**Goal:**
Gather every line holding the string "JSON".

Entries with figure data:
_____

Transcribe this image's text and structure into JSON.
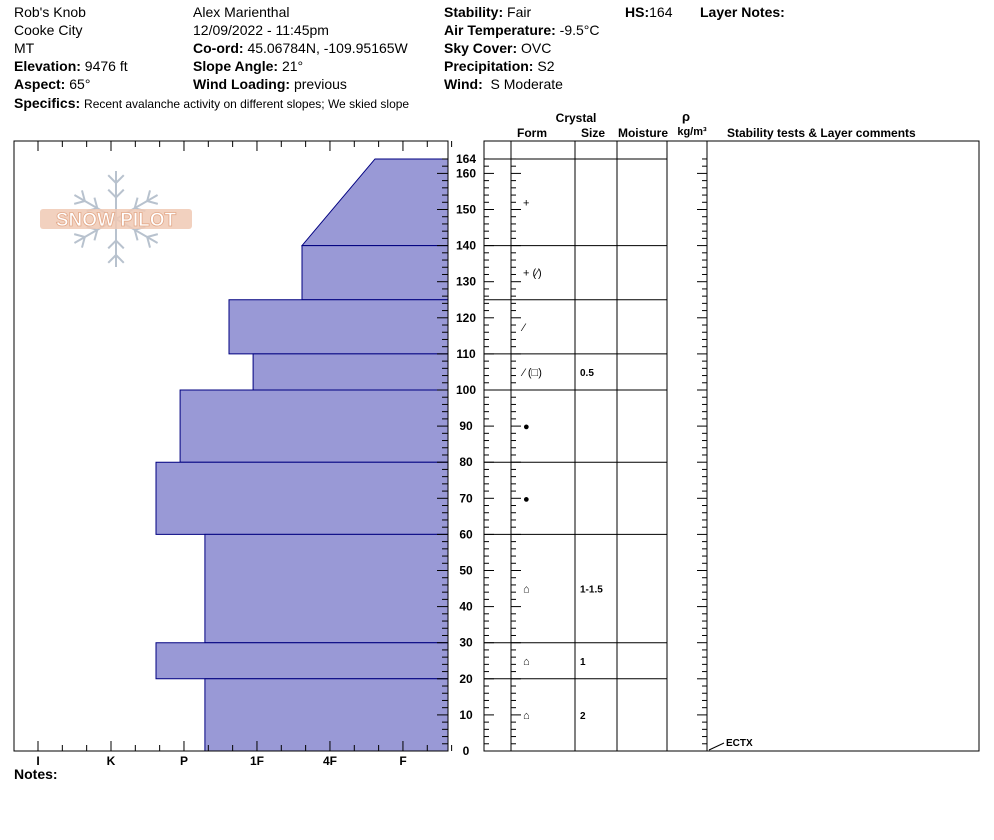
{
  "header": {
    "location": "Rob's Knob",
    "region": "Cooke City",
    "state": "MT",
    "elevation_label": "Elevation:",
    "elevation": "9476 ft",
    "aspect_label": "Aspect:",
    "aspect": "65°",
    "observer": "Alex Marienthal",
    "datetime": "12/09/2022 - 11:45pm",
    "coord_label": "Co-ord:",
    "coord": "45.06784N, -109.95165W",
    "slope_label": "Slope Angle:",
    "slope": "21°",
    "wind_loading_label": "Wind Loading:",
    "wind_loading": "previous",
    "stability_label": "Stability:",
    "stability": "Fair",
    "air_temp_label": "Air Temperature:",
    "air_temp": "-9.5°C",
    "sky_label": "Sky Cover:",
    "sky": "OVC",
    "precip_label": "Precipitation:",
    "precip": "S2",
    "wind_label": "Wind:",
    "wind": "S Moderate",
    "hs_label": "HS:",
    "hs": "164",
    "layer_notes_label": "Layer Notes:",
    "specifics_label": "Specifics:",
    "specifics": "Recent avalanche activity on different slopes; We skied slope"
  },
  "columns": {
    "crystal": "Crystal",
    "form": "Form",
    "size": "Size",
    "moisture": "Moisture",
    "rho": "ρ",
    "density_unit": "kg/m³",
    "stability_tests": "Stability tests & Layer comments"
  },
  "notes_label": "Notes:",
  "logo_text": "SNOW PILOT",
  "colors": {
    "hardness_fill": "#9999d6",
    "hardness_stroke": "#000080"
  },
  "chart_data": {
    "type": "bar",
    "orientation": "horizontal",
    "x_categories": [
      "I",
      "K",
      "P",
      "1F",
      "4F",
      "F"
    ],
    "y_ticks": [
      0,
      10,
      20,
      30,
      40,
      50,
      60,
      70,
      80,
      90,
      100,
      110,
      120,
      130,
      140,
      150,
      160,
      164
    ],
    "ylim": [
      0,
      164
    ],
    "layers": [
      {
        "bottom": 140,
        "top": 164,
        "hardness_bottom": 4.0,
        "hardness_top": 5.0,
        "form": "+",
        "size": ""
      },
      {
        "bottom": 125,
        "top": 140,
        "hardness_bottom": 4.0,
        "hardness_top": 4.0,
        "form": "+ (⁄)",
        "size": ""
      },
      {
        "bottom": 110,
        "top": 125,
        "hardness_bottom": 3.0,
        "hardness_top": 3.0,
        "form": "⁄",
        "size": ""
      },
      {
        "bottom": 100,
        "top": 110,
        "hardness_bottom": 3.33,
        "hardness_top": 3.33,
        "form": "⁄ (□)",
        "size": "0.5"
      },
      {
        "bottom": 80,
        "top": 100,
        "hardness_bottom": 2.33,
        "hardness_top": 2.33,
        "form": "●",
        "size": ""
      },
      {
        "bottom": 60,
        "top": 80,
        "hardness_bottom": 2.0,
        "hardness_top": 2.0,
        "form": "●",
        "size": ""
      },
      {
        "bottom": 30,
        "top": 60,
        "hardness_bottom": 2.67,
        "hardness_top": 2.67,
        "form": "⌂",
        "size": "1-1.5"
      },
      {
        "bottom": 20,
        "top": 30,
        "hardness_bottom": 2.0,
        "hardness_top": 2.0,
        "form": "⌂",
        "size": "1"
      },
      {
        "bottom": 0,
        "top": 20,
        "hardness_bottom": 2.67,
        "hardness_top": 2.67,
        "form": "⌂",
        "size": "2"
      }
    ],
    "stability_tests": [
      {
        "depth": 0,
        "label": "ECTX"
      }
    ]
  }
}
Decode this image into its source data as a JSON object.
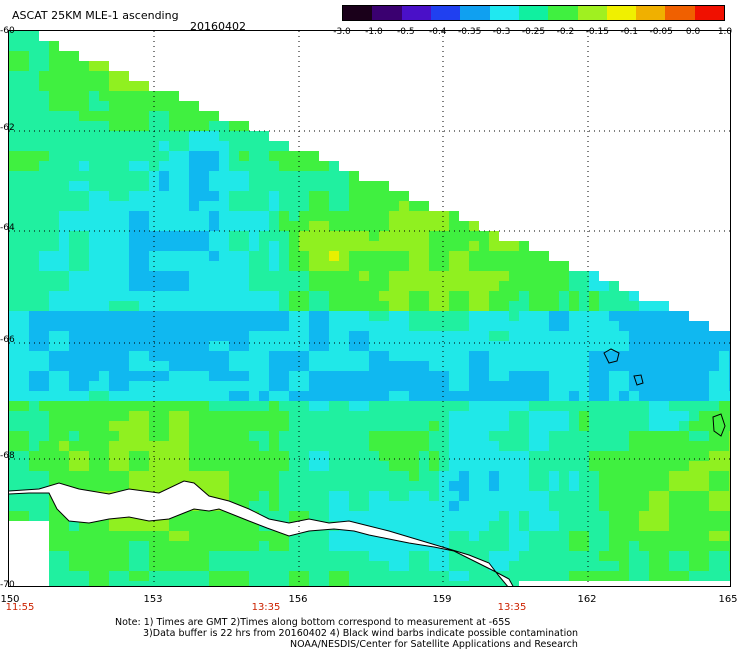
{
  "header": {
    "title": "ASCAT 25KM MLE-1 ascending",
    "date": "20160402"
  },
  "colorbar": {
    "labels": [
      "-3.0",
      "-1.0",
      "-0.5",
      "-0.4",
      "-0.35",
      "-0.3",
      "-0.25",
      "-0.2",
      "-0.15",
      "-0.1",
      "-0.05",
      "0.0",
      "1.0"
    ],
    "colors": [
      "#1a001a",
      "#3a0070",
      "#4a10c8",
      "#2040f0",
      "#10a0f0",
      "#20e8f0",
      "#10f0a0",
      "#40f040",
      "#a0f020",
      "#f0f000",
      "#f0b000",
      "#f06000",
      "#f01000"
    ]
  },
  "map": {
    "lat_labels": [
      "-60",
      "-62",
      "-64",
      "-66",
      "-68",
      "-70"
    ],
    "lon_labels": [
      "150",
      "153",
      "156",
      "159",
      "162",
      "165"
    ],
    "time_labels": [
      "11:55",
      "13:35",
      "13:35"
    ]
  },
  "footer": {
    "note1": "Note: 1) Times are GMT 2)Times along bottom correspond to measurement at -65S",
    "note2": "3)Data buffer is 22 hrs from 20160402 4) Black wind barbs indicate possible contamination",
    "note3": "NOAA/NESDIS/Center for Satellite Applications and Research"
  }
}
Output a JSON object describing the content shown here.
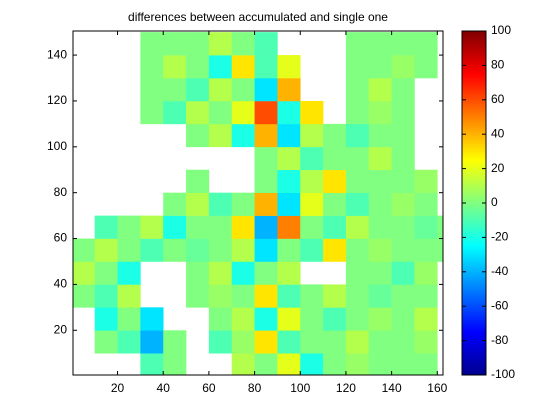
{
  "chart_data": {
    "type": "heatmap",
    "title": "differences between accumulated and single one",
    "colormap": "jet",
    "x": [
      5,
      15,
      25,
      35,
      45,
      55,
      65,
      75,
      85,
      95,
      105,
      115,
      125,
      135,
      145,
      155,
      165
    ],
    "y": [
      5,
      15,
      25,
      35,
      45,
      55,
      65,
      75,
      85,
      95,
      105,
      115,
      125,
      135,
      145
    ],
    "values": [
      [
        null,
        null,
        null,
        -10,
        0,
        null,
        null,
        10,
        0,
        20,
        -20,
        0,
        5,
        0,
        0,
        0,
        null
      ],
      [
        null,
        0,
        -10,
        -40,
        0,
        null,
        -10,
        5,
        30,
        -10,
        0,
        0,
        10,
        0,
        0,
        5,
        null
      ],
      [
        null,
        -20,
        0,
        -30,
        null,
        null,
        0,
        10,
        -20,
        20,
        0,
        -10,
        0,
        5,
        0,
        10,
        null
      ],
      [
        0,
        -10,
        10,
        null,
        null,
        0,
        5,
        0,
        30,
        -10,
        0,
        10,
        0,
        -5,
        0,
        0,
        null
      ],
      [
        10,
        0,
        -20,
        null,
        null,
        0,
        10,
        -20,
        0,
        10,
        null,
        null,
        0,
        0,
        -10,
        5,
        null
      ],
      [
        0,
        10,
        0,
        -10,
        0,
        -5,
        0,
        10,
        -30,
        0,
        -10,
        30,
        0,
        5,
        0,
        0,
        0
      ],
      [
        null,
        -10,
        0,
        10,
        -20,
        0,
        0,
        30,
        -40,
        50,
        0,
        -10,
        10,
        0,
        0,
        -5,
        0
      ],
      [
        null,
        null,
        null,
        null,
        0,
        10,
        -10,
        0,
        40,
        -30,
        20,
        0,
        -10,
        0,
        5,
        0,
        null
      ],
      [
        null,
        null,
        null,
        null,
        null,
        0,
        null,
        null,
        0,
        -20,
        10,
        30,
        0,
        0,
        0,
        5,
        null
      ],
      [
        null,
        null,
        null,
        null,
        null,
        null,
        null,
        null,
        0,
        10,
        -10,
        0,
        0,
        10,
        0,
        null,
        null
      ],
      [
        null,
        null,
        null,
        null,
        null,
        0,
        10,
        -20,
        40,
        -30,
        10,
        0,
        -10,
        0,
        0,
        null,
        null
      ],
      [
        null,
        null,
        null,
        0,
        -10,
        10,
        0,
        20,
        60,
        -20,
        30,
        null,
        0,
        5,
        0,
        null,
        null
      ],
      [
        null,
        null,
        null,
        0,
        0,
        -10,
        10,
        0,
        -30,
        40,
        null,
        null,
        0,
        10,
        0,
        null,
        null
      ],
      [
        null,
        null,
        null,
        0,
        10,
        0,
        -20,
        30,
        -10,
        20,
        null,
        null,
        0,
        0,
        5,
        0,
        null
      ],
      [
        null,
        null,
        null,
        0,
        0,
        0,
        10,
        0,
        -10,
        null,
        null,
        null,
        0,
        0,
        0,
        0,
        null
      ]
    ],
    "xlim": [
      0.5,
      162.5
    ],
    "ylim": [
      0.5,
      150.5
    ],
    "xticks": [
      20,
      40,
      60,
      80,
      100,
      120,
      140,
      160
    ],
    "yticks": [
      20,
      40,
      60,
      80,
      100,
      120,
      140
    ],
    "zlim": [
      -100,
      100
    ],
    "colorbar_ticks": [
      -100,
      -80,
      -60,
      -40,
      -20,
      0,
      20,
      40,
      60,
      80,
      100
    ]
  }
}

_____

**Response for this exercise:**
Transcribe this image's text and structure into JSON.
Decode this image into its source data as a JSON object.
Output a JSON object describing the content shown here.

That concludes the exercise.